Consignes de l'exercice ▸
• A. Énumérez toutes les langues dans lesquelles, d'après les notes aux rédactions sur Gaza, les collègues en Palestine peuvent répondre aux questions.
• B. Recopiez le passage des notes aux rédactions sur Gaza de « - Environ 81 » à « 20 mai 2025. » en substituant « cartographie » à « carte ».
• C. Poursuivez, s'il vous plaît, les notes aux rédactions sur Gaza après leur dernière phrase.

Notes aux rédactions
- Des collègues en Palestine sont disponibles pour répondre à des questions (en français, arabe ou anglais, en fonction du/de la porte-parole).
- Entre le 18 mars et le 26 mai 2025, Israël a émis 31 ordres de déplacement, soit un tous les 2,3 jours en moyenne. Certains jours, plusieurs ordres ont été donnés en 24h.
- Selon l’OCHA, les 25 municipalités des cinq gouvernorats de Gaza sont touchées par des ordres de déplacement ou des zones militarisées. Seuls 11 quartiers sur 79 n’ont pas été visés.
- Selon les données du Joint Humanitarian Operations Centre, entre le 20 mai 13h et le 21 mai 13h, environ 22 548 personnes ont été déplacées. Depuis le 15 mai, on compte 161 506 déplacés supplémentaires, et depuis le 18 mars, 599 104.
- « Al-Mawasi » fait 41 km² et manque cruellement d’infrastructures selon l’OCHA.
- Pour évaluer l’étendue et la chronologie des ordres d’évacuation israéliens à Gaza, Oxfam s’est appuyé sur plusieurs sources, notamment le site web de l’UNOCHA et la page Facebook officielle de COGAT (Coordination of Government Activities in the Territories). D’après le site de suivi des ordres d’évacuation de l’UNOCHA, depuis le 18 mars 2025, 81 % de la bande de Gaza est couverte par des ordres d’évacuation ou classée comme zone militaire.
- Environ 81 % du territoire de Gaza (soit 365 km²) est actuellement soumis à des ordres de déplacement ou classé zone militarisée. Cela signifie qu’à peine 19 % du territoire (environ 70 km²) échappe à ces deux catégories, comme l’illustre la carte de l’UNOCHA.
- Les données relatives à l’ordre d’évacuation du 20 mai 2025 proviennent de la mise à jour n°6 du Joint Humanitarian Operation Centre (JHOC) datée du 20 mai 2025.

Données recueillies ▸
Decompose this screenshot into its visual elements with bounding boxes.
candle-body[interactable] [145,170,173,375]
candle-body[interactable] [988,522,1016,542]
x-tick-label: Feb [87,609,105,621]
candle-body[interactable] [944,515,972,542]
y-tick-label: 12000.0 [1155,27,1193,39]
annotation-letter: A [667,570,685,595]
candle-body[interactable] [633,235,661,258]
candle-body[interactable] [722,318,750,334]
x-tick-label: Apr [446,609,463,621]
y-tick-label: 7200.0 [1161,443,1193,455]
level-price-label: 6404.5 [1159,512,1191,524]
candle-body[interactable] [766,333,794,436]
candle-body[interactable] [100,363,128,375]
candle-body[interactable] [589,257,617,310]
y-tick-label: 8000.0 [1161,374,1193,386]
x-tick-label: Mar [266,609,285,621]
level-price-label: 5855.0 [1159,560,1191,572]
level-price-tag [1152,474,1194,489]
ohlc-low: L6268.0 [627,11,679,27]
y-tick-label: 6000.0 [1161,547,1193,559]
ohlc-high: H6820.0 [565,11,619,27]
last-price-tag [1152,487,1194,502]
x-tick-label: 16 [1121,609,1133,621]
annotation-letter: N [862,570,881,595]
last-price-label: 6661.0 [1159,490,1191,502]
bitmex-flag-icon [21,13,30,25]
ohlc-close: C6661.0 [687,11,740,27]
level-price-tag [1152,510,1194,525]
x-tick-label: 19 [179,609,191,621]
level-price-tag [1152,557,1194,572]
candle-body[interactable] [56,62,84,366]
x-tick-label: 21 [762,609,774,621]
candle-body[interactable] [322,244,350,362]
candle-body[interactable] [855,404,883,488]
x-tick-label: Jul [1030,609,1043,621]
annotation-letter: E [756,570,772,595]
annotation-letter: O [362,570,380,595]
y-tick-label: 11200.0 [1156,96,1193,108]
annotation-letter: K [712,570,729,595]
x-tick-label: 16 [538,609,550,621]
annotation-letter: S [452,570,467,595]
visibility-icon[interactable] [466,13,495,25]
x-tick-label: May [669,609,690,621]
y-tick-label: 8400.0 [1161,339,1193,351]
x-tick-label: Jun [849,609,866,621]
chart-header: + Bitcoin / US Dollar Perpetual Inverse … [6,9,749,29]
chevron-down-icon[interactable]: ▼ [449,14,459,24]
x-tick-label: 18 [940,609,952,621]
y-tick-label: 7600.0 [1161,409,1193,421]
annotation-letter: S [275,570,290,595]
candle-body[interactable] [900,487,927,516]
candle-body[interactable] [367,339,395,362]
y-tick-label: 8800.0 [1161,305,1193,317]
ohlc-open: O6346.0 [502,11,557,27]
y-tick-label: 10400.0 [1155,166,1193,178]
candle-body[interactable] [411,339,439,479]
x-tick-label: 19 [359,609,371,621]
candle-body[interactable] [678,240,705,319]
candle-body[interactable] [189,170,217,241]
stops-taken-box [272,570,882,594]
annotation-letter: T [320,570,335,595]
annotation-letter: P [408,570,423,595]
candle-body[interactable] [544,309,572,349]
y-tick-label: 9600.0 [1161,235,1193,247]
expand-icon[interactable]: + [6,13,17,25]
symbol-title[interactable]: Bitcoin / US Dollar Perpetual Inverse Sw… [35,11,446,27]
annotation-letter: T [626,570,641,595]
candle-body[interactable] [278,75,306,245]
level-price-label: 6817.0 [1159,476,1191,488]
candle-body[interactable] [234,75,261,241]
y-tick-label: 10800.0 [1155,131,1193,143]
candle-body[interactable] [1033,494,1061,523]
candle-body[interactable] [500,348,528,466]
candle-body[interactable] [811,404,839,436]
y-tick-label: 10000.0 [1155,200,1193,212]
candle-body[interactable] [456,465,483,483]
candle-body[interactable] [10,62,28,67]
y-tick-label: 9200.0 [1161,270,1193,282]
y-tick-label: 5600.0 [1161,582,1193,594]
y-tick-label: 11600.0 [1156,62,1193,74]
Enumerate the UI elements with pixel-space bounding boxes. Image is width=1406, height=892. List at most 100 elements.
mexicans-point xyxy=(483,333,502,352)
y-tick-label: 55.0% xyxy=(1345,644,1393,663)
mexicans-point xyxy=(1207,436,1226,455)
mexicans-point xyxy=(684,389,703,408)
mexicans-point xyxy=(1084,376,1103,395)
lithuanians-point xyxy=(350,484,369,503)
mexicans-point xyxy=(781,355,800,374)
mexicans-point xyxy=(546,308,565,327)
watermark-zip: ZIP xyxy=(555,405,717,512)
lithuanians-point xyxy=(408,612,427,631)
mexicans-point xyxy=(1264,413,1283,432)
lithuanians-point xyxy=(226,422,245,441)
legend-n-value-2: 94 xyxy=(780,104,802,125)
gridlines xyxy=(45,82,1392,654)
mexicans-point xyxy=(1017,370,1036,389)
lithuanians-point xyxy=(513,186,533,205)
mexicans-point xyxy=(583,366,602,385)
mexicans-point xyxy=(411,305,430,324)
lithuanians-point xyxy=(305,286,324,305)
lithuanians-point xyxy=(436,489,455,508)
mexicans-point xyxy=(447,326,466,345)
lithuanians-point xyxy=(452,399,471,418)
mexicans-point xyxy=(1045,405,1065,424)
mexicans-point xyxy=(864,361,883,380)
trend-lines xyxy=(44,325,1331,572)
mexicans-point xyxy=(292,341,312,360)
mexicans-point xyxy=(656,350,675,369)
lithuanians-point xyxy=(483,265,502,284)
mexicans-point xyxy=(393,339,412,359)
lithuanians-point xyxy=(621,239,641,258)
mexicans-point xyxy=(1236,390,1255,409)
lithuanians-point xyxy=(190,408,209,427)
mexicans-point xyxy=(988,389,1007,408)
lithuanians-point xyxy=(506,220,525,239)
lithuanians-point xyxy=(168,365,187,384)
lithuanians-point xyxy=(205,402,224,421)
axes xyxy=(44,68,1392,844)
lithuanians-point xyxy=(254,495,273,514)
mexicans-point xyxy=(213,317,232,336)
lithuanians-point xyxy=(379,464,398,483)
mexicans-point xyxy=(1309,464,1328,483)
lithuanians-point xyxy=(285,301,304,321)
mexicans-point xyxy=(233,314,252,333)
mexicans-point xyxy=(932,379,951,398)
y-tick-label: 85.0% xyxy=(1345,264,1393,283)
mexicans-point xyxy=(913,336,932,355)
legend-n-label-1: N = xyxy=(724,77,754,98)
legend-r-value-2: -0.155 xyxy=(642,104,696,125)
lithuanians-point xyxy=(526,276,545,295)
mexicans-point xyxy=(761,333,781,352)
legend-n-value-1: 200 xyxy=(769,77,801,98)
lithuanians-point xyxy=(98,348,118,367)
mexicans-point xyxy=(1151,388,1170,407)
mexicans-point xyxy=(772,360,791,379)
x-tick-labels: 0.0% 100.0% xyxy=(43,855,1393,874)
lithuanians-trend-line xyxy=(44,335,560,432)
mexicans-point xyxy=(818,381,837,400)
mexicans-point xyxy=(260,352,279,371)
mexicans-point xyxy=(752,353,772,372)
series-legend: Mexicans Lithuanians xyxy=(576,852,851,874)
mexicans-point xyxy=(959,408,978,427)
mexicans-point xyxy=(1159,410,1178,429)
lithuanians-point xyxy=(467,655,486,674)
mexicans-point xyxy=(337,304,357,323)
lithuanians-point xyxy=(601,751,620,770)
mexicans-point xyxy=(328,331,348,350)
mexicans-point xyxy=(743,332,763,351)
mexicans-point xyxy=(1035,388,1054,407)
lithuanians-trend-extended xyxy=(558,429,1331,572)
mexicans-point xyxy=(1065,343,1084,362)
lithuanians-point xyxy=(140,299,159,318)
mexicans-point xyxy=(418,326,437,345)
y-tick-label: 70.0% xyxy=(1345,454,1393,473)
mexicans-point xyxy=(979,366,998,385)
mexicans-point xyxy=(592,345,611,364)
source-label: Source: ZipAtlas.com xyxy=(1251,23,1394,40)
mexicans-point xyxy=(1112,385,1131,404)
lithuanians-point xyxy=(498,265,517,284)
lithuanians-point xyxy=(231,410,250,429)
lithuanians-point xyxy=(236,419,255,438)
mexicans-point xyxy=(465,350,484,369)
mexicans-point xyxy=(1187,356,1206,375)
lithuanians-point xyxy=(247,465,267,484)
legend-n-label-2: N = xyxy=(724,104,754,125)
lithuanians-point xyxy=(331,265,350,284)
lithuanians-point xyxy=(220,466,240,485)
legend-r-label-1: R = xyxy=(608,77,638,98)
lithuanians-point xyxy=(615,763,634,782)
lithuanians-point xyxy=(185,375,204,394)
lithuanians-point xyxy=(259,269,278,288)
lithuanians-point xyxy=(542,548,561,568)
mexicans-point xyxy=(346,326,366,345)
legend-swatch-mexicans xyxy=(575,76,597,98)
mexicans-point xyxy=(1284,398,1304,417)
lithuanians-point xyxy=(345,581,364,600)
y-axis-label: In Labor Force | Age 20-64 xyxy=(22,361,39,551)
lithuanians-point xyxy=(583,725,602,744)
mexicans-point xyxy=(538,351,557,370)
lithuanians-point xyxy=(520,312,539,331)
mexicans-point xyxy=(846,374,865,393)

Corrigé de l'exercice ▸
• A. français, arabe, anglais

• B.
- Environ 81 % du territoire de Gaza (soit 365 km²) est actuellement soumis à des ordres de déplacement ou classé zone militarisée. Cela signifie qu’à peine 19 % du territoire (environ 70 km²) échappe à ces deux catégories, comme l’illustre la cartographie de l’UNOCHA.
- Les données relatives à l’ordre d’évacuation du 20 mai 2025 proviennent de la mise à jour n°6 du Joint Humanitarian Operation Centre (JHOC) datée du 20 mai 2025.

• C.
- Entre le 20 mai à 13h et le 21 mai à 13h (heure locale), environ 22 548 personnes ont été déplacées. Le nombre total estimé de personnes déplacées depuis le 15 mai s’élève à 161 506, et depuis le 18 mars à 599 104 personnes. Source : Site Management Cluster Update (15–21 mai 2025).
- Al-Mawasi, une zone d’environ 41 km² (15,83 miles²), désignée comme « zone de relocalisation » par Israël, manque d’infrastructures et de services de base, selon le Bureau des Nations unies pour la coordination des affaires humanitaires (OCHA), rapport du 10 septembre 2024.
- En vertu de l’article 49 de la Quatrième Convention de Genève (1949), une puissance occupante ne peut évacuer des civils que pour leur propre sécurité ou pour des raisons militaires impératives ; la mesure doit être temporaire et permettre un retour en sécurité dès la fin des hostilités. Par ailleurs, les articles 55 et 56 obligent la puissance occupante à garantir un accès adéquat à la nourriture, aux soins médicaux, à l’hygiène et à un abri pour les personnes déplacées.